■ **本文**:
英語表現に秘められた意味

Power in Language – 最近の報道によるとCalifornia州のBerkeley市では「gender preference」を含む表現を市の規約から除外する条例が可決されたそうです。この「gender preference」はどのようなもので、私たち英語学習者はここから何を学べるか考察してみます。前回の予告とは違う内容になりますが、その前に読んでいただきたい内容です。

これは日本のニュースでも一部で話題になっていましたが、せっかくですので英文のインターネット記事でどのように書かれているか見てみましょう。このCNNの記事は短いですので、英文Readingに慣れていない人も読破に挑戦してみてはいかがでしょうか。

Gendered language like ‘manhole’ will soon be banned from Berkeley’s city codes

Gendered Languageとは?

「Man」という単語は基本的に「(成人)男性」という意味ですが、状況によっては「人」という意味合いで使われることがあります。とは言え、Personという単語が性別に関係なく「人」を表すのに対してManという単語には「男性」という意味が含蓄されていますので、これを排除する動きがあるようです。上記の記事では「gendered language」や「gender preference」という表現が使われています。最近は日本でも「ジェンダー」という表現を耳にするようになりましたので、ピンと来るのではないでしょうか。

■ **課題**: 本文によると、Manという単語を排除する動きがあるのはなぜか。1〜3文で説明せよ。 本文だけを手がかりにすること。

項目位置エントリ
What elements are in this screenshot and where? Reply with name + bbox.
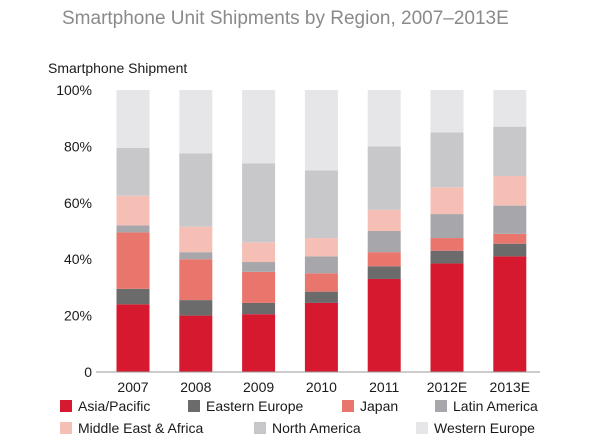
- bar-segment: [242, 242, 276, 263]
- bar-segment: [116, 232, 150, 289]
- x-tick-label: 2007: [117, 379, 148, 395]
- bar-segment: [179, 315, 213, 372]
- bar-segment: [242, 302, 276, 315]
- legend-swatch: [188, 400, 200, 412]
- bar-segment: [304, 90, 338, 171]
- y-tick-label: 0: [84, 364, 92, 380]
- bar-segment: [116, 90, 150, 148]
- bar-segment: [304, 256, 338, 274]
- legend-swatch: [342, 400, 354, 412]
- bar-segment: [116, 288, 150, 305]
- bar-stack-2009: [242, 90, 276, 372]
- y-tick-label: 40%: [64, 251, 92, 267]
- bar-segment: [242, 262, 276, 272]
- y-tick-label: 80%: [64, 138, 92, 154]
- bar-segment: [430, 238, 464, 251]
- bar-segment: [493, 176, 527, 206]
- bar-segment: [367, 278, 401, 372]
- bar-segment: [116, 304, 150, 372]
- legend-label: Middle East & Africa: [78, 420, 203, 436]
- bar-segment: [367, 231, 401, 253]
- legend-swatch: [60, 400, 72, 412]
- bar-segment: [242, 90, 276, 164]
- bar-segment: [430, 90, 464, 133]
- legend-item: Eastern Europe: [188, 398, 303, 414]
- bar-segment: [430, 187, 464, 215]
- bar-segment: [242, 271, 276, 303]
- bar-segment: [493, 90, 527, 127]
- bar-segment: [367, 90, 401, 147]
- bar-segment: [493, 233, 527, 244]
- bar-segment: [179, 90, 213, 154]
- legend-label: Western Europe: [434, 420, 535, 436]
- legend-swatch: [416, 422, 428, 434]
- bar-stack-2012E: [430, 90, 464, 372]
- y-tick-label: 20%: [64, 308, 92, 324]
- bar-segment: [430, 132, 464, 188]
- legend-swatch: [60, 422, 72, 434]
- legend-swatch: [254, 422, 266, 434]
- bar-segment: [493, 256, 527, 372]
- bar-segment: [304, 291, 338, 303]
- bar-stack-2011: [367, 90, 401, 372]
- bar-segment: [304, 238, 338, 257]
- bar-segment: [493, 205, 527, 234]
- y-tick-label: 60%: [64, 195, 92, 211]
- bar-segment: [430, 263, 464, 372]
- bar-segment: [367, 252, 401, 267]
- bar-stack-2013E: [493, 90, 527, 372]
- legend-item: Asia/Pacific: [60, 398, 150, 414]
- bar-segment: [304, 273, 338, 292]
- legend-swatch: [435, 400, 447, 412]
- bar-stack-2008: [179, 90, 213, 372]
- bar-segment: [179, 226, 213, 253]
- chart-title: Smartphone Unit Shipments by Region, 200…: [62, 8, 509, 29]
- y-axis-label: Smartphone Shipment: [48, 60, 187, 76]
- bar-segment: [493, 243, 527, 257]
- bar-segment: [179, 252, 213, 260]
- x-tick-label: 2012E: [427, 379, 467, 395]
- x-tick-label: 2013E: [490, 379, 530, 395]
- legend-label: North America: [272, 420, 361, 436]
- bar-segment: [116, 225, 150, 233]
- legend-item: Middle East & Africa: [60, 420, 203, 436]
- legend-label: Asia/Pacific: [78, 398, 150, 414]
- bar-segment: [493, 126, 527, 177]
- x-tick-label: 2009: [243, 379, 274, 395]
- bar-segment: [367, 146, 401, 210]
- bar-stack-2007: [116, 90, 150, 372]
- bar-segment: [430, 214, 464, 239]
- bar-segment: [367, 209, 401, 231]
- legend: Asia/Pacific Eastern Europe Japan Latin Ame…: [60, 398, 538, 436]
- bar-segment: [304, 302, 338, 372]
- bar-segment: [179, 259, 213, 301]
- bar-segment: [430, 250, 464, 264]
- bar-segment: [116, 195, 150, 226]
- bar-segment: [367, 266, 401, 279]
- y-axis-ticks: 0 20% 40% 60% 80% 100%: [56, 82, 92, 380]
- x-axis-ticks: 2007 2008 2009 2010 2011 2012E 2013E: [117, 379, 530, 395]
- y-tick-label: 100%: [56, 82, 92, 98]
- bar-segment: [116, 147, 150, 196]
- x-tick-label: 2010: [306, 379, 337, 395]
- legend-item: North America: [254, 420, 361, 436]
- legend-label: Latin America: [453, 398, 538, 414]
- bars: [116, 90, 527, 372]
- legend-label: Japan: [360, 398, 398, 414]
- bar-stack-2010: [304, 90, 338, 372]
- bar-segment: [242, 314, 276, 372]
- legend-item: Japan: [342, 398, 398, 414]
- bar-segment: [179, 153, 213, 227]
- x-tick-label: 2011: [369, 379, 399, 395]
- bar-segment: [179, 300, 213, 316]
- legend-item: Latin America: [435, 398, 538, 414]
- x-tick-label: 2008: [180, 379, 211, 395]
- legend-item: Western Europe: [416, 420, 535, 436]
- bar-segment: [242, 163, 276, 243]
- legend-label: Eastern Europe: [206, 398, 303, 414]
- bar-segment: [304, 170, 338, 239]
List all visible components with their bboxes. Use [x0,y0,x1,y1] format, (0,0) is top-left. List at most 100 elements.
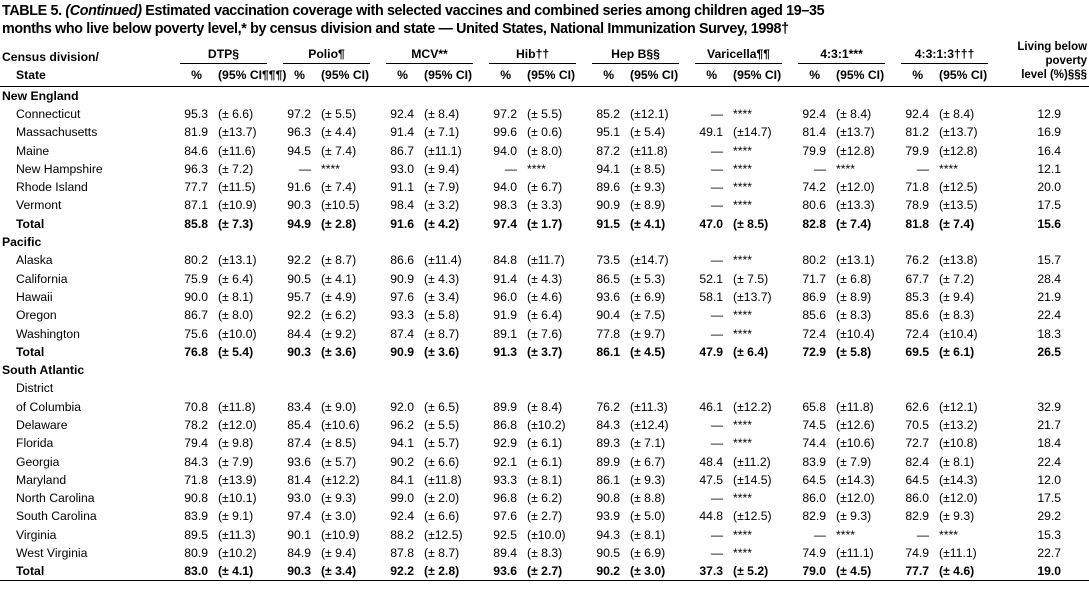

■ **解答**: Personという単語は性別に関係なく「人」を表す。これに対し、Manという単語には「男性」という意味が含まれているからである。